From the entries below, tally how many lines contain "title" and report only that figure.

▸ Entries from a visual dataset:
• • •

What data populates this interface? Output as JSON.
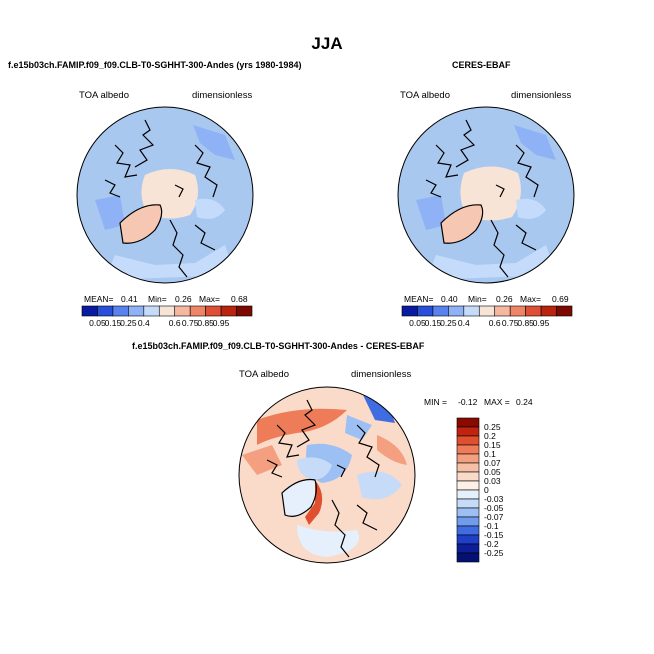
{
  "page": {
    "title": "JJA",
    "colors": {
      "land_outline": "#000000",
      "ocean_base": "#a9c8f0"
    }
  },
  "chart_data": [
    {
      "type": "heatmap",
      "id": "model",
      "title": "f.e15b03ch.FAMIP.f09_f09.CLB-T0-SGHHT-300-Andes (yrs 1980-1984)",
      "left_label": "TOA albedo",
      "right_label": "dimensionless",
      "stats": {
        "mean_label": "MEAN=",
        "mean": "0.41",
        "min_label": "Min=",
        "min": "0.26",
        "max_label": "Max=",
        "max": "0.68"
      },
      "colorbar_labels": [
        "0.05",
        "0.15",
        "0.25",
        "0.4",
        "0.6",
        "0.75",
        "0.85",
        "0.95"
      ],
      "colorbar_colors": [
        "#0a1aa0",
        "#2a4fd8",
        "#5a82ee",
        "#8fb2f6",
        "#c5dbfb",
        "#f7e4d6",
        "#f6b7a0",
        "#ef8567",
        "#dd4f36",
        "#b82410",
        "#7d0a00"
      ]
    },
    {
      "type": "heatmap",
      "id": "obs",
      "title": "CERES-EBAF",
      "left_label": "TOA albedo",
      "right_label": "dimensionless",
      "stats": {
        "mean_label": "MEAN=",
        "mean": "0.40",
        "min_label": "Min=",
        "min": "0.26",
        "max_label": "Max=",
        "max": "0.69"
      },
      "colorbar_labels": [
        "0.05",
        "0.15",
        "0.25",
        "0.4",
        "0.6",
        "0.75",
        "0.85",
        "0.95"
      ],
      "colorbar_colors": [
        "#0a1aa0",
        "#2a4fd8",
        "#5a82ee",
        "#8fb2f6",
        "#c5dbfb",
        "#f7e4d6",
        "#f6b7a0",
        "#ef8567",
        "#dd4f36",
        "#b82410",
        "#7d0a00"
      ]
    },
    {
      "type": "heatmap",
      "id": "diff",
      "title": "f.e15b03ch.FAMIP.f09_f09.CLB-T0-SGHHT-300-Andes - CERES-EBAF",
      "left_label": "TOA albedo",
      "right_label": "dimensionless",
      "stats": {
        "min_label": "MIN =",
        "min": "-0.12",
        "max_label": "MAX =",
        "max": "0.24"
      },
      "legend_labels": [
        "0.25",
        "0.2",
        "0.15",
        "0.1",
        "0.07",
        "0.05",
        "0.03",
        "0",
        "-0.03",
        "-0.05",
        "-0.07",
        "-0.1",
        "-0.15",
        "-0.2",
        "-0.25"
      ],
      "legend_colors": [
        "#8a0a00",
        "#c02410",
        "#e0502e",
        "#ef7c58",
        "#f4a080",
        "#f7c0a6",
        "#fadac8",
        "#fdf0e6",
        "#e6effc",
        "#c6dbf8",
        "#9dc0f4",
        "#6f9cec",
        "#3f6ce0",
        "#1f3fc8",
        "#0c1f98",
        "#041072"
      ]
    }
  ]
}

• • •

▸ FULL ANSWER:
4